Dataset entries

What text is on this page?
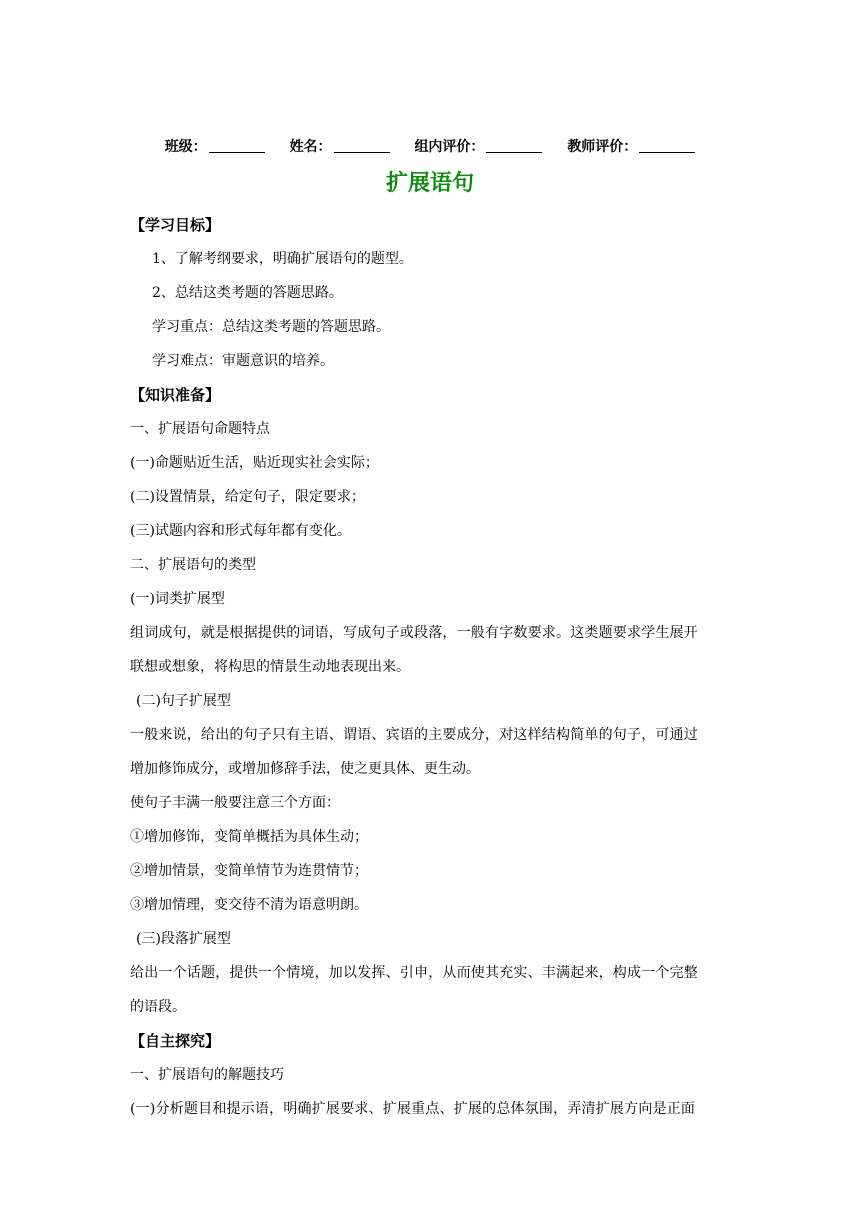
班级：	姓名：	组内评价：	教师评价：
扩展语句
【学习目标】
1、了解考纲要求，明确扩展语句的题型。
2、总结这类考题的答题思路。
学习重点：总结这类考题的答题思路。
学习难点：审题意识的培养。
【知识准备】
一、扩展语句命题特点
(一)命题贴近生活，贴近现实社会实际；
(二)设置情景，给定句子，限定要求；
(三)试题内容和形式每年都有变化。
二、扩展语句的类型
(一)词类扩展型
组词成句，就是根据提供的词语，写成句子或段落，一般有字数要求。这类题要求学生展开
联想或想象，将构思的情景生动地表现出来。
(二)句子扩展型
一般来说，给出的句子只有主语、谓语、宾语的主要成分，对这样结构简单的句子，可通过
增加修饰成分，或增加修辞手法，使之更具体、更生动。
使句子丰满一般要注意三个方面：
①增加修饰，变简单概括为具体生动；
②增加情景，变简单情节为连贯情节；
③增加情理，变交待不清为语意明朗。
(三)段落扩展型
给出一个话题，提供一个情境，加以发挥、引申，从而使其充实、丰满起来，构成一个完整
的语段。
【自主探究】
一、扩展语句的解题技巧
(一)分析题目和提示语，明确扩展要求、扩展重点、扩展的总体氛围，弄清扩展方向是正面
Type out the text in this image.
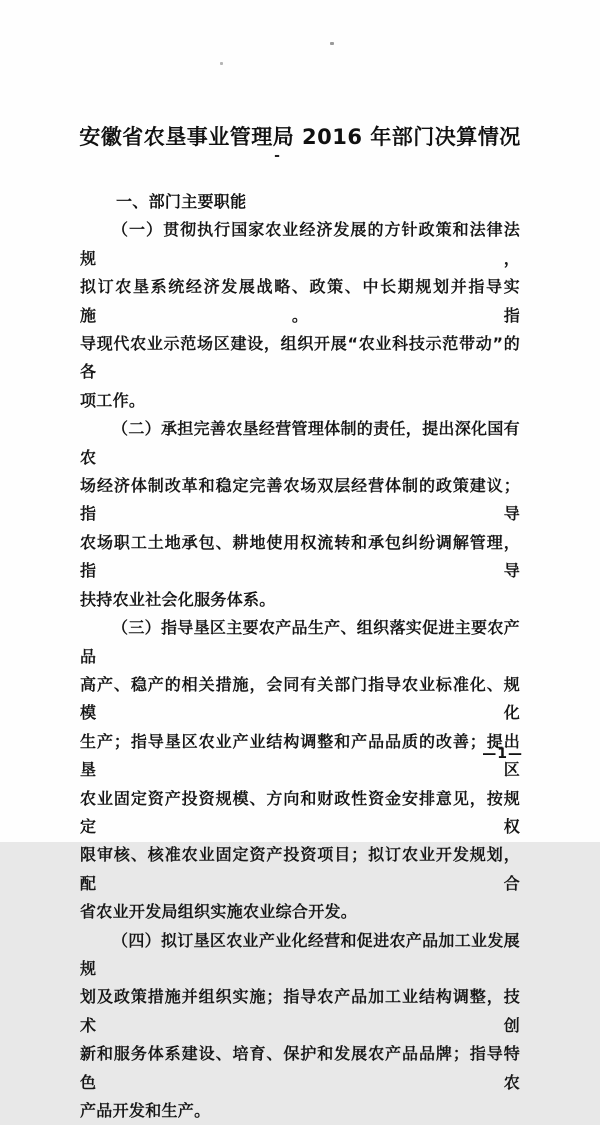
安徽省农垦事业管理局 2016 年部门决算情况
-
一、部门主要职能
（一）贯彻执行国家农业经济发展的方针政策和法律法规，
拟订农垦系统经济发展战略、政策、中长期规划并指导实施。指
导现代农业示范场区建设，组织开展“农业科技示范带动”的各
项工作。
（二）承担完善农垦经营管理体制的责任，提出深化国有农
场经济体制改革和稳定完善农场双层经营体制的政策建议；指导
农场职工土地承包、耕地使用权流转和承包纠纷调解管理，指导
扶持农业社会化服务体系。
（三）指导垦区主要农产品生产、组织落实促进主要农产品
高产、稳产的相关措施，会同有关部门指导农业标准化、规模化
生产；指导垦区农业产业结构调整和产品品质的改善；提出垦区
农业固定资产投资规模、方向和财政性资金安排意见，按规定权
限审核、核准农业固定资产投资项目；拟订农业开发规划，配合
省农业开发局组织实施农业综合开发。
（四）拟订垦区农业产业化经营和促进农产品加工业发展规
划及政策措施并组织实施；指导农产品加工业结构调整，技术创
新和服务体系建设、培育、保护和发展农产品品牌；指导特色农
产品开发和生产。
—1—
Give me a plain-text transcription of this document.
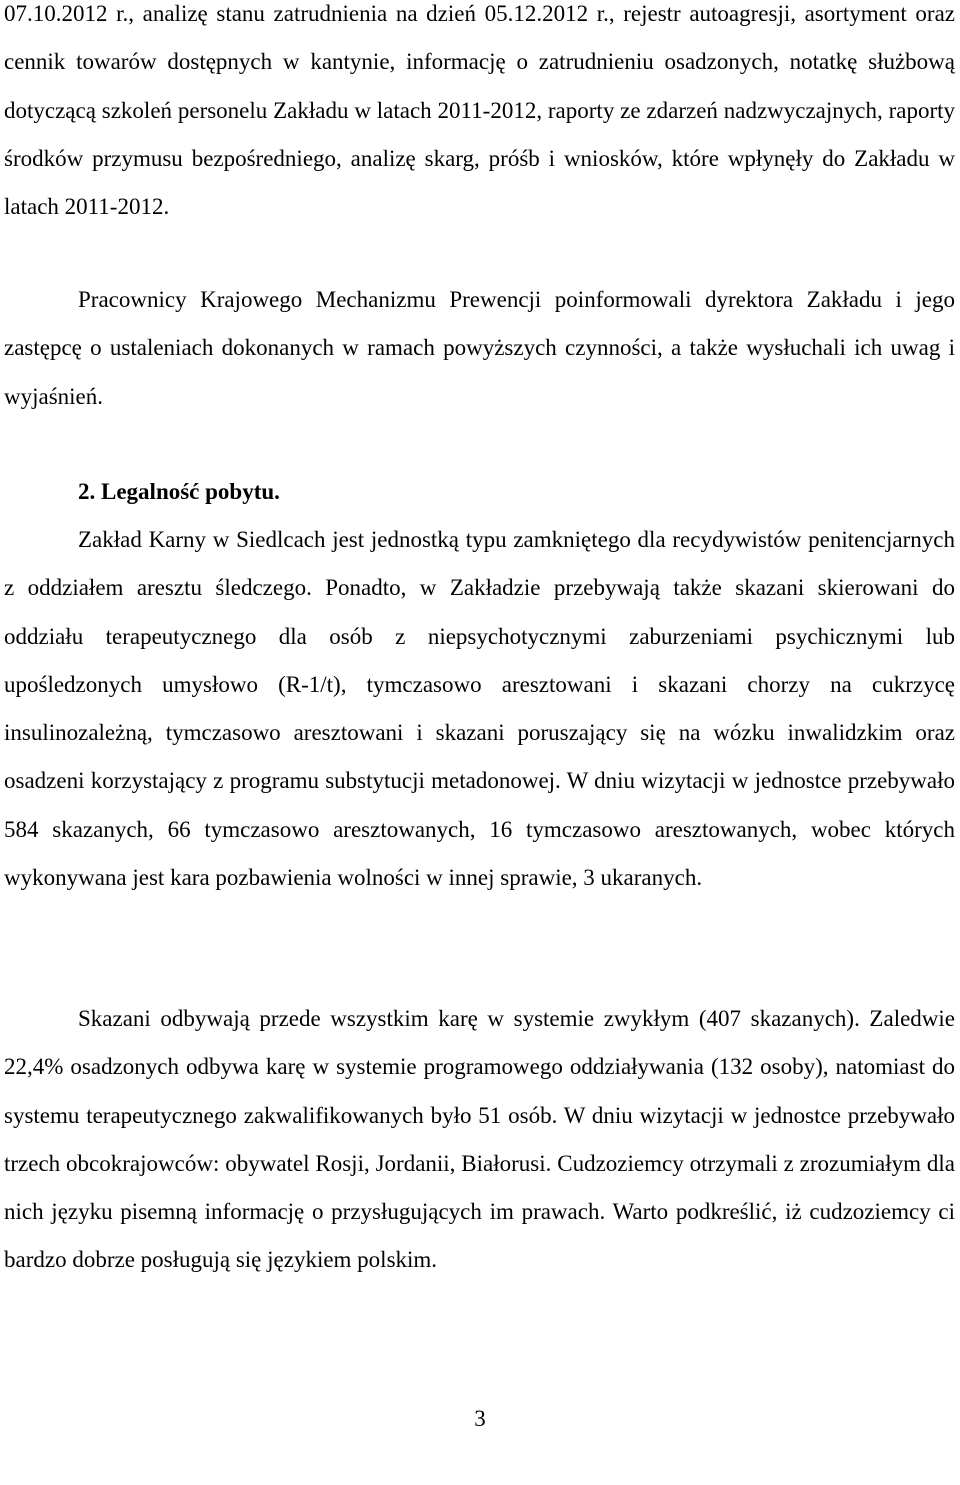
07.10.2012 r., analizę stanu zatrudnienia na dzień 05.12.2012 r., rejestr autoagresji, asortyment oraz cennik towarów dostępnych w kantynie, informację o zatrudnieniu osadzonych, notatkę służbową dotyczącą szkoleń personelu Zakładu w latach 2011-2012, raporty ze zdarzeń nadzwyczajnych, raporty środków przymusu bezpośredniego, analizę skarg, próśb i wniosków, które wpłynęły do Zakładu w latach 2011-2012.

Pracownicy Krajowego Mechanizmu Prewencji poinformowali dyrektora Zakładu i jego zastępcę o ustaleniach dokonanych w ramach powyższych czynności, a także wysłuchali ich uwag i wyjaśnień.

2. Legalność pobytu.

Zakład Karny w Siedlcach jest jednostką typu zamkniętego dla recydywistów penitencjarnych z oddziałem aresztu śledczego. Ponadto, w Zakładzie przebywają także skazani skierowani do oddziału terapeutycznego dla osób z niepsychotycznymi zaburzeniami psychicznymi lub upośledzonych umysłowo (R-1/t), tymczasowo aresztowani i skazani chorzy na cukrzycę insulinozależną, tymczasowo aresztowani i skazani poruszający się na wózku inwalidzkim oraz osadzeni korzystający z programu substytucji metadonowej. W dniu wizytacji w jednostce przebywało 584 skazanych, 66 tymczasowo aresztowanych, 16 tymczasowo aresztowanych, wobec których wykonywana jest kara pozbawienia wolności w innej sprawie, 3 ukaranych.

Skazani odbywają przede wszystkim karę w systemie zwykłym (407 skazanych). Zaledwie 22,4% osadzonych odbywa karę w systemie programowego oddziaływania (132 osoby), natomiast do systemu terapeutycznego zakwalifikowanych było 51 osób. W dniu wizytacji w jednostce przebywało trzech obcokrajowców: obywatel Rosji, Jordanii, Białorusi. Cudzoziemcy otrzymali z zrozumiałym dla nich języku pisemną informację o przysługujących im prawach. Warto podkreślić, iż cudzoziemcy ci bardzo dobrze posługują się językiem polskim.

3
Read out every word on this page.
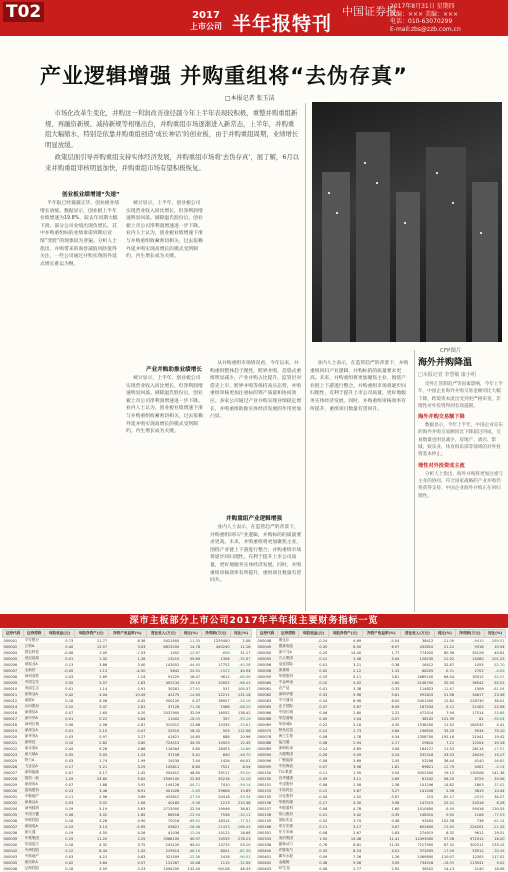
T02	2017
上市公司 半年报特刊
中国证券报
2017年8月31日 星期四
责编：××× 美编：×××
电话：010-63070299
E-mail:zbs@zzb.com.cn
产业逻辑增强 并购重组将“去伪存真”
□本报记者 张玉洁

市场化改革生变化，并购这一利润改善途径越今年上半年表现较积极，重整并购重组新规、再融资新规、减持新规等相继出台，并购重组市场逐渐进入新常态，上半年，并购重组大幅缩水，特别是依靠并购重组创造‘成长神话’的创业板，由于并购重组周期，业绩增长明显放缓。

政策层面引导并购重组支持实体经济发展，并购重组市场将‘去伪存真’，展了解，6月以来并购重组审核明显加快，并购重组市场有望积极恢复。

CFP图片
创业板业绩增速“失速”
半年报已经披露完毕，创业板业绩增长放缓。数据显示，创业板上半年业绩增速为19.8%，较去年同期大幅下滑。部分公司业绩出现负增长，其中并购重组标的业绩承诺到期后业绩“变脸”的现象较为普遍。分析人士指出，并购带来的商誉减值风险值得关注，一些公司通过并购实现的外延式增长难以为继。
统计显示，上半年，创业板公司实现营业收入同比增长，但净利润增速明显回落。剔除温氏股份后，创业板上市公司净利润增速进一步下降。业内人士认为，创业板业绩增速下滑与并购重组收紧密切相关，过去依赖外延并购实现高增长的模式受到制约，内生增长成为关键。
产业并购助推业绩增长
统计显示，上半年，创业板公司实现营业收入同比增长，但净利润增速明显回落。剔除温氏股份后，创业板上市公司净利润增速进一步下降。业内人士认为，创业板业绩增速下滑与并购重组收紧密切相关，过去依赖外延并购实现高增长的模式受到制约，内生增长成为关键。
从并购重组市场情况看，今年以来，并购重组整体趋于理性，跨界并购、忽悠式重组明显减少，产业并购占比提升。监管层对借壳上市、跨界并购等保持高压态势，并购重组审核更加注重标的资产质量和协同效应。多家公司通过产业并购实现业绩稳定增长，并购重组助推实体经济发展的作用更加凸显。
并购重组产业逻辑增强
业内人士表示，在监管趋严的背景下，并购重组回归产业逻辑，并购标的的质量要求更高。未来，并购重组将更加聚焦主业，围绕产业链上下游进行整合，并购重组市场将逐步回归理性，有利于提升上市公司质量，更好地服务实体经济发展。同时，并购重组审核效率有所提升，重组项目数量有望回升。
业内人士表示，在监管趋严的背景下，并购重组回归产业逻辑，并购标的的质量要求更高。未来，并购重组将更加聚焦主业，围绕产业链上下游进行整合，并购重组市场将逐步回归理性，有利于提升上市公司质量，更好地服务实体经济发展。同时，并购重组审核效率有所提升，重组项目数量有望回升。
海外并购降温
□本报记者 李慧敏 康小明
受外汇管制趋严等因素影响，今年上半年，中国企业海外并购交易金额同比大幅下降，跨境资本流出受到更严格审查，非理性对外投资得到有效遏制。
海外并购交易额下降
数据显示，今年上半年，中国企业宣布的海外并购交易额同比下降超过四成，交易数量也明显减少，房地产、酒店、影城、娱乐业、体育俱乐部等领域的对外投资基本停止。
理性对外投资成主流
分析人士指出，海外并购将更加注重与主业的协同，符合国家战略的产业并购仍将获得支持，中国企业海外并购正在回归理性。
深市主板部分上市公司2017年半年报主要财务指标一览
证券代码	证券简称	每股收益(元)	每股净资产(元)	净资产收益率(%)	营业收入(万元)	同比(%)	净利润(万元)	同比(%)
000001	平安银行	0.73	11.77	6.36	5421900	-11.35	1255400	2.08
000002	万科A	0.40	13.57	3.03	8813200	14.76	440240	11.16
000004	国农科技	-0.08	1.05	-7.53	1452	-12.67	-656	31.27
000005	世纪星源	0.01	1.32	1.26	13215	59.89	1356	-35.87
000006	深振业A	0.13	3.86	3.40	143052	-44.45	17752	-40.28
000007	全新好	-0.05	1.13	-4.50	5642	22.51	-1523	44.94
000008	神州高铁	0.03	2.69	1.24	91225	16.47	9812	-60.36
000009	中国宝安	0.05	3.07	1.63	492134	29.10	10925	-66.43
000010	美丽生态	0.01	1.14	0.91	30281	-27.91	557	105.37
000011	深物业A	0.42	4.04	10.49	42175	-14.86	22211	131.18
000012	南玻A	0.18	4.08	4.42	500120	4.37	36927	-24.16
000014	沙河股份	0.10	3.47	2.81	37128	-71.36	1968	-88.20
000016	深康佳A	0.07	1.65	4.20	2037900	32.09	16052	138.42
000017	深中华A	0.01	0.22	5.84	11402	-18.05	357	-55.10
000018	神州长城	0.06	2.06	2.87	310512	22.68	10335	-25.61
000019	深深宝A	0.01	2.15	0.47	32510	16.32	503	112.06
000020	深华发A	0.03	0.97	3.27	41621	14.85	888	20.96
000021	深科技	0.10	2.82	3.60	724513	34.35	14923	12.45
000022	深赤湾A	0.44	9.28	4.86	118264	5.85	28453	-10.66
000023	深天地A	0.05	3.05	1.53	37156	5.41	640	-46.70
000025	特力A	0.03	1.74	1.99	19230	7.40	1426	64.02
000026	飞亚达A	0.17	5.21	3.29	145811	8.80	7521	8.54
000027	深圳能源	0.07	5.17	1.45	554412	48.85	29117	-59.20
000028	国药一致	1.29	23.60	5.62	2549100	22.83	55216	-14.18
000029	深深房A	0.07	1.88	3.92	144126	-50.71	7410	-59.14
000030	富奥股份	0.23	3.46	6.91	401028	-2.65	29806	15.89
000031	中粮地产	0.11	2.96	3.89	433612	-27.45	20418	-53.34
000032	深桑达A	0.03	3.02	1.06	40165	-9.98	1213	210.38
000034	神州数码	0.29	5.19	5.63	2713000	22.54	19046	36.81
000035	中国天楹	0.06	3.02	1.85	66518	-22.94	7536	-30.12
000036	华联控股	0.16	3.28	4.90	70216	-69.42	18314	-77.31
000037	深南电A	-0.19	3.14	-5.95	43621	-28.46	-11433	-168.43
000038	深大通	0.19	4.55	4.26	41036	-12.04	10122	18.68
000039	中集集团	0.25	11.20	2.25	3368100	40.97	74535	276.23
000040	东旭蓝天	0.16	4.32	3.75	243120	65.41	23715	53.10
000042	中洲控股	0.12	8.44	1.42	219514	-46.10	8041	-87.30
000043	中航地产	0.03	4.21	0.83	321509	-22.36	2418	-90.51
000045	深纺织A	0.02	3.84	0.57	131267	10.48	1115	-32.86
000046	泛海控股	0.18	3.55	5.23	1094200	132.45	94128	46.33
证券代码	证券简称	每股收益(元)	每股净资产(元)	净资产收益率(%)	营业收入(万元)	同比(%)	净利润(万元)	同比(%)
000048	康达尔	-0.24	4.69	-5.04	38412	-21.06	-9410	-289.51
000049	德赛电池	0.45	6.50	6.97	432810	21.22	9318	10.54
000050	深天马A	0.25	14.40	1.77	774020	60.36	35128	40.61
000055	方大集团	0.12	2.46	5.04	126230	21.02	14260	101.25
000056	皇庭国际	0.01	3.21	0.38	16412	32.87	1055	-52.70
000058	深赛格	0.02	2.12	1.12	68205	-6.31	2702	-4.05
000059	华锦股份	0.19	5.11	3.81	1689100	64.04	30512	-32.07
000060	中金岭南	0.10	4.02	2.60	2146700	32.05	36542	55.51
000061	农产品	0.01	3.38	0.33	114823	-12.67	1506	-81.04
000062	深圳华强	0.33	5.98	5.61	592815	51.58	34617	23.36
000063	中兴通讯	0.54	6.98	8.00	5401000	12.82	228730	38.01
000065	北方国际	0.47	5.67	8.49	187034	-8.10	21405	22.06
000066	中国长城	0.06	2.80	2.22	472514	7.94	17514	-33.88
000068	华控赛格	0.00	1.04	0.07	38102	101.39	81	-95.04
000069	华侨城A	0.22	5.18	4.35	1538200	11.52	184532	5.41
000070	特发信息	0.15	2.73	5.64	196520	35.29	9534	70.10
000078	海王生物	0.08	1.78	4.54	1358700	192.16	21041	19.42
000088	盐田港	0.06	2.94	2.17	29610	7.21	12204	20.16
000089	深圳机场	0.14	4.69	3.06	164127	11.03	28114	-17.57
000090	天健集团	0.26	5.09	5.24	532318	33.03	26419	19.27
000096	广聚能源	0.08	3.89	2.05	53206	36.44	4140	-36.85
000099	中信海直	0.07	3.98	1.81	69821	-12.76	4402	-2.14
000100	TCL集团	0.11	1.95	5.94	5052500	19.15	130508	141.38
000150	宜华健康	0.09	3.11	2.89	81542	56.25	6725	33.06
000151	中成股份	0.06	2.58	2.38	101246	14.82	1803	-37.02
000153	丰原药业	0.12	3.67	3.27	141206	2.56	3815	10.44
000155	川化股份	-0.04	1.02	-3.87	215	-85.47	-2015	34.27
000156	华数传媒	0.17	4.30	3.98	147015	22.21	24316	6.28
000157	中联重科	0.08	4.78	1.60	1010800	-8.49	59416	130.55
000158	常山股份	0.01	3.42	0.35	248310	0.92	1108	-77.53
000159	国际实业	0.02	3.74	0.46	93405	102.58	736	-61.14
000166	申万宏源	0.11	3.17	3.67	652600	-13.80	224201	-21.38
000301	东方市场	0.08	2.67	2.83	274915	8.32	9612	29.51
000333	美的集团	1.50	13.46	11.41	12495000	57.58	972512	16.20
000338	潍柴动力	0.76	6.81	11.35	7217900	87.31	302511	233.15
000400	许继电气	0.33	8.24	4.01	372005	-17.06	33512	-30.44
000401	冀东水泥	0.09	7.26	1.26	1069800	110.07	12305	117.02
000402	金融街	0.38	9.58	3.95	734516	-18.95	113541	5.02
000403	ST生化	0.08	2.77	2.92	36502	14.13	2140	18.06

Short exercise:
Pull out each line holding the string "分析人士指出".

Solved exercise:
半年报已经披露完毕，创业板业绩增长放缓。数据显示，创业板上半年业绩增速为19.8%，较去年同期大幅下滑。部分公司业绩出现负增长，其中并购重组标的业绩承诺到期后业绩“变脸”的现象较为普遍。分析人士指出，并购带来的商誉减值风险值得关注，一些公司通过并购实现的外延式增长难以为继。
分析人士指出，海外并购将更加注重与主业的协同，符合国家战略的产业并购仍将获得支持，中国企业海外并购正在回归理性。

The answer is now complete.